------ FRAGMENTO DEL TEXTO ------

Con ese mismo grado de espectacularidad que circula en los videos, en algunas de esas ferias ha aparecido Elon Musk utilizando dispositivos similares. Todo parece haberse transformado en espectáculo, en una época saturada de circo y taquillas baratas, donde cada quien ocupa un lugar bajo la creencia de ser protagonista de la hipermodernidad. El riesgo no es la tecnología en sí, sino la ilusión de centralidad que produce: la idea de que participar del espectáculo equivale a comprenderlo. No estamos viviendo en 1930, cuando comenzaron los avances que los historiadores conocen bien, aunque a veces lo olvidemos.
A modo de recapitulación, cabe recordar cuando se trajo aquí una robot androide que respondía a las preguntas de los asistentes. Confieso que no he quedado al margen de esta oleada tecnológica. En casa tengo un dispositivo que responde a casi todo lo que le pregunto y que, además, me permite escuchar pódcast donde se debaten asuntos históricos o se narra lo que sucede en el mundo: Medio Oriente, Siria, Europa y un largo etcétera.

------ DATOS EN BRUTO ------

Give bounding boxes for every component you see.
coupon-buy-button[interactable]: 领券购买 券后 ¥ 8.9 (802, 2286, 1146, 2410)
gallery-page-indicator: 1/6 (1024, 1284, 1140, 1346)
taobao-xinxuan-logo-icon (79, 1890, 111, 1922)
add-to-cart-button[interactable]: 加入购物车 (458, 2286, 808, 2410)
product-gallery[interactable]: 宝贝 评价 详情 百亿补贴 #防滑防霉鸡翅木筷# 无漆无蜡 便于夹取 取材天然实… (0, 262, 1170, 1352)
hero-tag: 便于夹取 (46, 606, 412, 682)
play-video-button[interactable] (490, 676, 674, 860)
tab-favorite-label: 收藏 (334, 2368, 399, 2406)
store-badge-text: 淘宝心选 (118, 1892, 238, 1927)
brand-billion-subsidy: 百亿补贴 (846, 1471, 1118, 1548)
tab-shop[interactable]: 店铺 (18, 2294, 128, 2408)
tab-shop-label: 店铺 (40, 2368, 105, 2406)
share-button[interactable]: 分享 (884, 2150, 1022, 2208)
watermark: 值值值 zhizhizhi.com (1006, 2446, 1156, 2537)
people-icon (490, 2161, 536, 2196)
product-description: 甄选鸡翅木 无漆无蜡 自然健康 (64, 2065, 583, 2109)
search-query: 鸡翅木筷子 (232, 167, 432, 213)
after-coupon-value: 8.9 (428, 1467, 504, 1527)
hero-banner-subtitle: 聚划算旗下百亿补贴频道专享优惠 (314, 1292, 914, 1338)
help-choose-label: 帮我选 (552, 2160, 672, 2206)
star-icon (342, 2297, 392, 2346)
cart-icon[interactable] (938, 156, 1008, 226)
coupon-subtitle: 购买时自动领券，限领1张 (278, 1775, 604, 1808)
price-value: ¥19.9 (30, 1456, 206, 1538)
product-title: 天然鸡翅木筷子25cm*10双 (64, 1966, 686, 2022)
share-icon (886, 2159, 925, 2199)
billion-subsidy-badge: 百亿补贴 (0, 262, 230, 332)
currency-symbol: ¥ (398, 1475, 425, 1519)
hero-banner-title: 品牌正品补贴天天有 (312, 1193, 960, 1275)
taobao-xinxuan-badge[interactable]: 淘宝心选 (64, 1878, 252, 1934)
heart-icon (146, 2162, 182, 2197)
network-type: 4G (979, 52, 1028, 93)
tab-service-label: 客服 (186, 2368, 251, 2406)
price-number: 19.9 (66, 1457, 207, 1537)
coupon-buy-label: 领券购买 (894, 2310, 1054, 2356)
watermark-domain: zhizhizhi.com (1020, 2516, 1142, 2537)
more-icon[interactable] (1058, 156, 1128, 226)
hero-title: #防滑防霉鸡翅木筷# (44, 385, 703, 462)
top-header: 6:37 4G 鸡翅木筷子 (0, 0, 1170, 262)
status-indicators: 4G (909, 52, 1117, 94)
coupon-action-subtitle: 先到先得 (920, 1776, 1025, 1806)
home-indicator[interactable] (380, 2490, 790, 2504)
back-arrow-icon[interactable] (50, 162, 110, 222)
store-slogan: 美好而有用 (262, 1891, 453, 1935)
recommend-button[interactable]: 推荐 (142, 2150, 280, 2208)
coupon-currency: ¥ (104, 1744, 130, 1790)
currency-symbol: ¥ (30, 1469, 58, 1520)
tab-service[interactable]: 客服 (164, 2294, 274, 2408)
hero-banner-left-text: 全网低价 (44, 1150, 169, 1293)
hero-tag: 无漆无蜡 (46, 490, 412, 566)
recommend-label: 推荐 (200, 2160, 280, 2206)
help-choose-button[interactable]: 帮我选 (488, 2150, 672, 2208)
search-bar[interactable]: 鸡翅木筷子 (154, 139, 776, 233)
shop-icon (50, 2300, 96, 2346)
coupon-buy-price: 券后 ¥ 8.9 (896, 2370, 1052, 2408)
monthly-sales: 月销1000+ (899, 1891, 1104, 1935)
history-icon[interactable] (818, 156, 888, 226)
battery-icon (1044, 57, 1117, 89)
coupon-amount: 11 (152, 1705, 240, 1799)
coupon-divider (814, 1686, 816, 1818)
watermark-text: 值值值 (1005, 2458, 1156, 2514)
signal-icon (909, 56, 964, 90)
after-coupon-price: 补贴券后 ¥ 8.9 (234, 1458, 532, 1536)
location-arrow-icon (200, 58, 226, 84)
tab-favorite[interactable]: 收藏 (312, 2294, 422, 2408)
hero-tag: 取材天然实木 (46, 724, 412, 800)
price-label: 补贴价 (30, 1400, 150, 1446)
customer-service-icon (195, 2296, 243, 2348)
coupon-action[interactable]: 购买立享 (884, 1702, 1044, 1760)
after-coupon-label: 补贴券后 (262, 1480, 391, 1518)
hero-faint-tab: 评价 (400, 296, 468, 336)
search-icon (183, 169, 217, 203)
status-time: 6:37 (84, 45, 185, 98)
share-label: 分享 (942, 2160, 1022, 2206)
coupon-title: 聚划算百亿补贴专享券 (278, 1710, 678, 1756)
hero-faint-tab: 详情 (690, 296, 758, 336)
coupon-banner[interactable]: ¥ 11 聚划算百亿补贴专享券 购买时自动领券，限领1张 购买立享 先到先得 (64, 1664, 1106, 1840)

------

Vuelve a escribir la parte del texto sobre el espectáculo tecnológico que empieza con "Con ese mismo" y sigue hasta "veces lo olvidemos.". Cambia "ferias" por "exposiciones".

Con ese mismo grado de espectacularidad que circula en los videos, en algunas de esas exposiciones ha aparecido Elon Musk utilizando dispositivos similares. Todo parece haberse transformado en espectáculo, en una época saturada de circo y taquillas baratas, donde cada quien ocupa un lugar bajo la creencia de ser protagonista de la hipermodernidad. El riesgo no es la tecnología en sí, sino la ilusión de centralidad que produce: la idea de que participar del espectáculo equivale a comprenderlo. No estamos viviendo en 1930, cuando comenzaron los avances que los historiadores conocen bien, aunque a veces lo olvidemos.